TO DO:
Count lines, not occurrences: report how many lines in the records hold the string "sunglasses", and nothing else.

DATA SHOWN:
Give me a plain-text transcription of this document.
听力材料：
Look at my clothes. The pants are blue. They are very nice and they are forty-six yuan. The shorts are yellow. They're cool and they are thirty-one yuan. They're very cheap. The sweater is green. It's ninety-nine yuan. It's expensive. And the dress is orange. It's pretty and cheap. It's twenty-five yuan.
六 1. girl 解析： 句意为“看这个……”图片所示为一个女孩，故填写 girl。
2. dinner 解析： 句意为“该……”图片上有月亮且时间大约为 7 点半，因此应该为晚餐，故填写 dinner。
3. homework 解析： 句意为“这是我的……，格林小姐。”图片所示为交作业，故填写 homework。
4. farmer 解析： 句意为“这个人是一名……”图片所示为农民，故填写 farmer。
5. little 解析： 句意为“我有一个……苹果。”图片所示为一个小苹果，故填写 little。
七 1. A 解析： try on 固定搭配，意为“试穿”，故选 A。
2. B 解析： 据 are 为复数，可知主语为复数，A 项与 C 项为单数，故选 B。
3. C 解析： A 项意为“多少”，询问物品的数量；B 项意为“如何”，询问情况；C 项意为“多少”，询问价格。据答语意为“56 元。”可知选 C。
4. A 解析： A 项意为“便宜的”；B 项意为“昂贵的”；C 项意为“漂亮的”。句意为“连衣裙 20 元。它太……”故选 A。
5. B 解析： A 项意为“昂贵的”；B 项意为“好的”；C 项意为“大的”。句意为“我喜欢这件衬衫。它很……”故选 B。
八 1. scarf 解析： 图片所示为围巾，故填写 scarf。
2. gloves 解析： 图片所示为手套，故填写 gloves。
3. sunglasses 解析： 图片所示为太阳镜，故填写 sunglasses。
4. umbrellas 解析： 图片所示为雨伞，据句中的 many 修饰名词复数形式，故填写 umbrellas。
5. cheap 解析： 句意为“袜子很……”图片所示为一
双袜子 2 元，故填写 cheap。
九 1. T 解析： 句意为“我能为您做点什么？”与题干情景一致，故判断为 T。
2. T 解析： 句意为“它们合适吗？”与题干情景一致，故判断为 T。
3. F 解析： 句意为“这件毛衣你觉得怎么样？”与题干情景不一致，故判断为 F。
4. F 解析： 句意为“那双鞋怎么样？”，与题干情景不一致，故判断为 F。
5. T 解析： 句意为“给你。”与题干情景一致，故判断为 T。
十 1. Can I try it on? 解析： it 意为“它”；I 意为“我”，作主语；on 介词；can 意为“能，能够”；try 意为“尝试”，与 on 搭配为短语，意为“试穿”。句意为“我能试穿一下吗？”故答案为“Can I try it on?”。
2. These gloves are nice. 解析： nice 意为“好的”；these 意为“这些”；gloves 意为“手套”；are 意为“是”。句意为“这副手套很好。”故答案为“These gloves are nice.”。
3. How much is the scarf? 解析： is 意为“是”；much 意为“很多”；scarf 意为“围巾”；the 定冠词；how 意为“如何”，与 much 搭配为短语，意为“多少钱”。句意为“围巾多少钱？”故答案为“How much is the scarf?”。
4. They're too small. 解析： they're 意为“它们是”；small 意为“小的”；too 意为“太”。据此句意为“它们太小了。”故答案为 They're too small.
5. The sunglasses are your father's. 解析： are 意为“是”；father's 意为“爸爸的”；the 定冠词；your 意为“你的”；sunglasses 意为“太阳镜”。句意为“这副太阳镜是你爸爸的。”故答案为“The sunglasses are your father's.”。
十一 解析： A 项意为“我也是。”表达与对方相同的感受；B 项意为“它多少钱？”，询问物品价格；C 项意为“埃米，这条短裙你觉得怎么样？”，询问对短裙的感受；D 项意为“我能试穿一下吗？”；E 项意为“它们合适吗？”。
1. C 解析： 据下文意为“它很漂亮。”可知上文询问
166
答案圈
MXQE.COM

EXERCISE SOLUTION:
2